__SOURCE DOCUMENT__.
Ultrasound tomography for breast screening
Ultrasound Tomography Setup
Ultrasound tomography aims at recovering the parameters of an unknown medium by studying the characteristics of sound propagated through the medium. Instead of modeling the forward problem using the wave equation, travel-time tomography employs the principles of geometrical acoustics to estimate the sound speed distribution. It is based on the fact that acoustic energy travels along the lines perpendicular to the equal-phase wavefronts which is a valid assumption at high frequencies. In contrast to the problems with straight-line propagations such as X-ray tomography, the ultrasound propagation paths are not straight in an inhomogeneous medium and depend on the sound speed distribution. Therefore, travel-times are a nonlinear function of the unknown sound speed values.

__WORK ORDER 1__. Why does the ultrasound tomography passage say that travel-times are a nonlinear function of the unknown sound speed values? Answer in one to three sentences.
__WORK ORDER 2__. From the ultrasound tomography passage, extract the text between "Ultrasound tomography for" and "sound speed values.", inclusive.
__WORK ORDER 3__. According to the ultrasound tomography passage, what principles does travel-time tomography use to estimate the sound speed distribution?

Saved data entries
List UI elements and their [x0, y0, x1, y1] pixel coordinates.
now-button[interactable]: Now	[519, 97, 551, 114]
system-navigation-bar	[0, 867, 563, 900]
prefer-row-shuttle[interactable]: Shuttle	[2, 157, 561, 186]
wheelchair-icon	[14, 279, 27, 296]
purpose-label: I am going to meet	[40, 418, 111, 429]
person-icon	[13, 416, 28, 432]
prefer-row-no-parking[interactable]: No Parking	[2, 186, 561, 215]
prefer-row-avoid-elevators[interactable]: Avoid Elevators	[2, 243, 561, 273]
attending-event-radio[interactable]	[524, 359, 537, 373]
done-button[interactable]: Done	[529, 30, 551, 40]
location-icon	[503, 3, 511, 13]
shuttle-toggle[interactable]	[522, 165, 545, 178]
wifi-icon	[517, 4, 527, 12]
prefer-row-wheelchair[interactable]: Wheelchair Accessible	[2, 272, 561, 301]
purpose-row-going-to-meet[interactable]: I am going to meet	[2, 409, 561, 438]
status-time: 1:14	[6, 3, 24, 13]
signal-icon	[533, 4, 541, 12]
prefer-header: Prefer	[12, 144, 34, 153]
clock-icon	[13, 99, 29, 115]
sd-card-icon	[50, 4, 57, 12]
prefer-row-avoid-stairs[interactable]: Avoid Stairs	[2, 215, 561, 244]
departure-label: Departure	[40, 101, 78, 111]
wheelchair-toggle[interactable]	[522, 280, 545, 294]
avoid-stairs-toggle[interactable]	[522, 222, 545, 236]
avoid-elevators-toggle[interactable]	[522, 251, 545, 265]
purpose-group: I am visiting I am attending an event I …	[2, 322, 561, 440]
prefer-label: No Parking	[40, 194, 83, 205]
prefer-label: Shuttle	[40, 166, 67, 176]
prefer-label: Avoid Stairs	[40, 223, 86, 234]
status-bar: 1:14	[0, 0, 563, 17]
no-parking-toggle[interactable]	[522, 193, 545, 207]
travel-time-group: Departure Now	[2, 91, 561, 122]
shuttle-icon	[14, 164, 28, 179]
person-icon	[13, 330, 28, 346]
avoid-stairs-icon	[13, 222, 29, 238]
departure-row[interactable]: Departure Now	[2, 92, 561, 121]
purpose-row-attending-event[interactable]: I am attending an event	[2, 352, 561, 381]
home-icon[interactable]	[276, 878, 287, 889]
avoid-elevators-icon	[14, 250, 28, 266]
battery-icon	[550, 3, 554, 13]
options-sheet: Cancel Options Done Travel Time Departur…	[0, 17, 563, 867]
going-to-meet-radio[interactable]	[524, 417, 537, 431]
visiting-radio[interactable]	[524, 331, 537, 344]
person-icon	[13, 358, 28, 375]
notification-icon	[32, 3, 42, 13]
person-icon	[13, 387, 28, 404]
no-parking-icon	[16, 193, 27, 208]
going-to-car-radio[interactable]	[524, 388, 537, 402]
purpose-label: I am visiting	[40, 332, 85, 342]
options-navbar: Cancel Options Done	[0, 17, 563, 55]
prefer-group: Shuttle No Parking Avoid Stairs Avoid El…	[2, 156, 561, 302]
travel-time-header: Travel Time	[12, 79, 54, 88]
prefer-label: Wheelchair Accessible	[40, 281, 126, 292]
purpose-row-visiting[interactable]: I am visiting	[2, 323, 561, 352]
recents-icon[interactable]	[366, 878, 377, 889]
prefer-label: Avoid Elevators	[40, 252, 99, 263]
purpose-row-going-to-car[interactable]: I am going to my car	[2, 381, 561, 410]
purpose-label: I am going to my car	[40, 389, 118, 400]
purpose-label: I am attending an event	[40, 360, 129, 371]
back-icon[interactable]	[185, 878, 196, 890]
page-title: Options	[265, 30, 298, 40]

__YOUR RESPONSE 1__. In an inhomogeneous medium, ultrasound does not travel along straight lines as X-rays do. Its propagation paths depend on the sound speed distribution, so travel-times are a nonlinear function of the unknown sound speed values.

__YOUR RESPONSE 2__.
Ultrasound tomography for breast screening
Ultrasound Tomography Setup
Ultrasound tomography aims at recovering the parameters of an unknown medium by studying the characteristics of sound propagated through the medium. Instead of modeling the forward problem using the wave equation, travel-time tomography employs the principles of geometrical acoustics to estimate the sound speed distribution. It is based on the fact that acoustic energy travels along the lines perpendicular to the equal-phase wavefronts which is a valid assumption at high frequencies. In contrast to the problems with straight-line propagations such as X-ray tomography, the ultrasound propagation paths are not straight in an inhomogeneous medium and depend on the sound speed distribution. Therefore, travel-times are a nonlinear function of the unknown sound speed values.

__YOUR RESPONSE 3__. The principles of geometrical acoustics.